**WHAT IS ASKED:** Beginning at the line that contains "Output a JSON", transcribe the remaining lines of the listing exactly; include the final line and omit everything before.

**RECORDS FOR THIS EXERCISE:**
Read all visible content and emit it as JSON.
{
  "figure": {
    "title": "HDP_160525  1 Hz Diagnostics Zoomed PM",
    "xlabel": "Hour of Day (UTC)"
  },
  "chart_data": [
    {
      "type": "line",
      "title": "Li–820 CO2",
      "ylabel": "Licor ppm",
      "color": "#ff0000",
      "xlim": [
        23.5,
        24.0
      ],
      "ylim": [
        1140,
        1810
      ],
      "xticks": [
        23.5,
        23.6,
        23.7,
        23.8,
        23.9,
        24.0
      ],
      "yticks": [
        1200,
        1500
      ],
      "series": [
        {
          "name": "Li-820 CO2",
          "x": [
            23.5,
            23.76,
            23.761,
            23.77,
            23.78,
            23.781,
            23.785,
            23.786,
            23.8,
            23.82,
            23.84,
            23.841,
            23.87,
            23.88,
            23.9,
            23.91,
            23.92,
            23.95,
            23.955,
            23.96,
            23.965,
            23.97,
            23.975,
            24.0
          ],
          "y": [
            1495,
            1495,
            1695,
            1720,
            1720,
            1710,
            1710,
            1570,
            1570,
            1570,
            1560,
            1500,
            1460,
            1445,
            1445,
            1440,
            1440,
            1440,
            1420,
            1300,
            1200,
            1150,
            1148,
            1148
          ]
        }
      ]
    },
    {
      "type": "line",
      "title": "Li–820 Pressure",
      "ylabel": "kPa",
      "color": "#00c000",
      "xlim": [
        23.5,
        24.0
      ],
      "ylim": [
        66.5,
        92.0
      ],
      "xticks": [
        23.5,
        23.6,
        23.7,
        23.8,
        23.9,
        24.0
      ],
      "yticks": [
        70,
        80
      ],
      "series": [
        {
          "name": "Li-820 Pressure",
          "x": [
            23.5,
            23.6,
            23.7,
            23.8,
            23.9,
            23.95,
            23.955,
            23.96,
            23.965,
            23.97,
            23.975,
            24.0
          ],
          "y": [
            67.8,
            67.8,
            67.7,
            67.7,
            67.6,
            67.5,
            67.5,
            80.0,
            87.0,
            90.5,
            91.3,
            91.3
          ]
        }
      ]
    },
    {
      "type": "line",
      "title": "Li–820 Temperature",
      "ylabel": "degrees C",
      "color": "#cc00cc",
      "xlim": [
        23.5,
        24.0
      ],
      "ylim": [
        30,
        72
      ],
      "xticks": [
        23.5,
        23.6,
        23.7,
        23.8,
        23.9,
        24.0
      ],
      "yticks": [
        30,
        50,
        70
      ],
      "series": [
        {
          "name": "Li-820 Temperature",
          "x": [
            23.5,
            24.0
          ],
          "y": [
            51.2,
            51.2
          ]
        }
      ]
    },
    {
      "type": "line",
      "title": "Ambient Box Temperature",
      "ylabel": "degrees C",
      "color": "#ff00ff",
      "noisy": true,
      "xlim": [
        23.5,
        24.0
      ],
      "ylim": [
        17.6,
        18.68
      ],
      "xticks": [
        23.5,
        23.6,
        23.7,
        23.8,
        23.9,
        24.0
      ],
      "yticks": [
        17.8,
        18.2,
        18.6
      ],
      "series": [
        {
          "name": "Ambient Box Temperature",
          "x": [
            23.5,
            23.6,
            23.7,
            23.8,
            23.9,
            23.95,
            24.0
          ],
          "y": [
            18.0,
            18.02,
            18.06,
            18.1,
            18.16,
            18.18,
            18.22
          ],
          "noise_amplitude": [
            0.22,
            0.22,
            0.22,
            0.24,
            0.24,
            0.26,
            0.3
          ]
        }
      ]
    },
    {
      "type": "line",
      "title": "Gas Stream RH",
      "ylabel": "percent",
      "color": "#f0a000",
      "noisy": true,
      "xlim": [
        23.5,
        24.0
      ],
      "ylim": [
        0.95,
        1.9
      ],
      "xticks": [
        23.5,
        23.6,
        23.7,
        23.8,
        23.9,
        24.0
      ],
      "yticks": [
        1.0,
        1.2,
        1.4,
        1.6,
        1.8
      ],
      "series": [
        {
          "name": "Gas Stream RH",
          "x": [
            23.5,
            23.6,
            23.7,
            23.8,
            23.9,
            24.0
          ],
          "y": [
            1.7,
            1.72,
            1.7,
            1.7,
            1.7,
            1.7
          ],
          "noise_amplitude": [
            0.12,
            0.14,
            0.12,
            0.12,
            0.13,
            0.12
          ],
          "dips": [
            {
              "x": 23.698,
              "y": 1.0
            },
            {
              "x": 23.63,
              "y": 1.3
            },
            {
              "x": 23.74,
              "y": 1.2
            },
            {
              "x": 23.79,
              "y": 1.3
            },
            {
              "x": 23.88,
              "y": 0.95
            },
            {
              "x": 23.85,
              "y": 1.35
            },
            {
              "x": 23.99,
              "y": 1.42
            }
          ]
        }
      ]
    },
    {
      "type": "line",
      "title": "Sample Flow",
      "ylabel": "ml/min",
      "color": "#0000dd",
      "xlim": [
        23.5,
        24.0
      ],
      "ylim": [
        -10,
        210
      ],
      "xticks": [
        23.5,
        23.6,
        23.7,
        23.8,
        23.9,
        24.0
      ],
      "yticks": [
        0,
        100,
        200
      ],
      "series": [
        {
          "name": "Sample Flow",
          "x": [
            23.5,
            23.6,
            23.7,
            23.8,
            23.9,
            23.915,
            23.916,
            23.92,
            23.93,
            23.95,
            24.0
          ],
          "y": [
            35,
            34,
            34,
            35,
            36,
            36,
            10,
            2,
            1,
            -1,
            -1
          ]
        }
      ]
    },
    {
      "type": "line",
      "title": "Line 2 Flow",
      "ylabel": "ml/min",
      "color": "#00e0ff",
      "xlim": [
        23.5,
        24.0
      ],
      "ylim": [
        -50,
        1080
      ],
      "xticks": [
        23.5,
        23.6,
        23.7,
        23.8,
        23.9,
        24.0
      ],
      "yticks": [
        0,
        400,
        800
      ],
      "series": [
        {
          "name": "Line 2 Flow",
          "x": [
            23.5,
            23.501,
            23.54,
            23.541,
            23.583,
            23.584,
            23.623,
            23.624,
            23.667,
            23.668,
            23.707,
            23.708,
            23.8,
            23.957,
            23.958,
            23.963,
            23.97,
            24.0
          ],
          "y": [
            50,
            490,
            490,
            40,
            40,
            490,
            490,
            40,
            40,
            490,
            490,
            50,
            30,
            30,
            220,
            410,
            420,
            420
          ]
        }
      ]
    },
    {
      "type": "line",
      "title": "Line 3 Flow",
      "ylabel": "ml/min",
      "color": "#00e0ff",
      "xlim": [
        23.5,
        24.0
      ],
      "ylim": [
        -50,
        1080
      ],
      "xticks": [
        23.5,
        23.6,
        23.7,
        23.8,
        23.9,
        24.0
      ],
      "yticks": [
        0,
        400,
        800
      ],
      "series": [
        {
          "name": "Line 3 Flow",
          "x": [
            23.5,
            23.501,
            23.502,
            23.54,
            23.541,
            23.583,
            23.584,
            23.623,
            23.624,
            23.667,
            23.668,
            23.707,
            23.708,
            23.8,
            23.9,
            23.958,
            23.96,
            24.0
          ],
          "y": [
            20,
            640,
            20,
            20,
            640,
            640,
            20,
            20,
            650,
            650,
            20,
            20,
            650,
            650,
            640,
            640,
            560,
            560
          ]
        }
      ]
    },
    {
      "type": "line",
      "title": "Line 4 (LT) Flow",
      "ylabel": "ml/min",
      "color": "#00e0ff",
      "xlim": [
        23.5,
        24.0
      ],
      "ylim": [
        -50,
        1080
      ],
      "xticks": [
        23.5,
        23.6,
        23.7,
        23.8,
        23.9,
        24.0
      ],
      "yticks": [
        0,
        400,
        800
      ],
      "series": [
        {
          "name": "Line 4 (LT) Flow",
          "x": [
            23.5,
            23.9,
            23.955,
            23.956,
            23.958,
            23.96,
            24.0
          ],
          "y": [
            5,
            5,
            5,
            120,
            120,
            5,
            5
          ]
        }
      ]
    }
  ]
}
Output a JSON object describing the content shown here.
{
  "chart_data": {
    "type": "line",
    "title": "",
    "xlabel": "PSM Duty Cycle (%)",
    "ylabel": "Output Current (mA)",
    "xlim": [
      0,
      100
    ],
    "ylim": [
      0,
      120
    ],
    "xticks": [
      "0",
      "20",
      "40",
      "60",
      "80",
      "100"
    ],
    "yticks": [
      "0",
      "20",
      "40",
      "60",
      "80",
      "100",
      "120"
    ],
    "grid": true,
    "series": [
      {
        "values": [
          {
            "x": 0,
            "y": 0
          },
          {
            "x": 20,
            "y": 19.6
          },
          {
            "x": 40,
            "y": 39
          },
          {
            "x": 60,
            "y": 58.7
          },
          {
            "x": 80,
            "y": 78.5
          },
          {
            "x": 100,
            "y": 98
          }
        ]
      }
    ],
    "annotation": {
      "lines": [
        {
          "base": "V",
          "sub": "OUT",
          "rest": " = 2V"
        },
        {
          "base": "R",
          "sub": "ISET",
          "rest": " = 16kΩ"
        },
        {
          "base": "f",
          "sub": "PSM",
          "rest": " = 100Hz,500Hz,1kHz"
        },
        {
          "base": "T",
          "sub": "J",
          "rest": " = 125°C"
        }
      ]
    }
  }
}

**ANSWER TO THE EXERCISE:**
Output a JSON object describing the content shown here.
{
  "chart_data": {
    "type": "line",
    "title": "",
    "xlabel": "PSM Duty Cycle (%)",
    "ylabel": "Output Current (mA)",
    "xlim": [
      0,
      100
    ],
    "ylim": [
      0,
      120
    ],
    "xticks": [
      "0",
      "20",
      "40",
      "60",
      "80",
      "100"
    ],
    "yticks": [
      "0",
      "20",
      "40",
      "60",
      "80",
      "100",
      "120"
    ],
    "grid": true,
    "series": [
      {
        "values": [
          {
            "x": 0,
            "y": 0
          },
          {
            "x": 20,
            "y": 19.6
          },
          {
            "x": 40,
            "y": 39
          },
          {
            "x": 60,
            "y": 58.7
          },
          {
            "x": 80,
            "y": 78.5
          },
          {
            "x": 100,
            "y": 98
          }
        ]
      }
    ],
    "annotation": {
      "lines": [
        {
          "base": "V",
          "sub": "OUT",
          "rest": " = 2V"
        },
        {
          "base": "R",
          "sub": "ISET",
          "rest": " = 16kΩ"
        },
        {
          "base": "f",
          "sub": "PSM",
          "rest": " = 100Hz,500Hz,1kHz"
        },
        {
          "base": "T",
          "sub": "J",
          "rest": " = 125°C"
        }
      ]
    }
  }
}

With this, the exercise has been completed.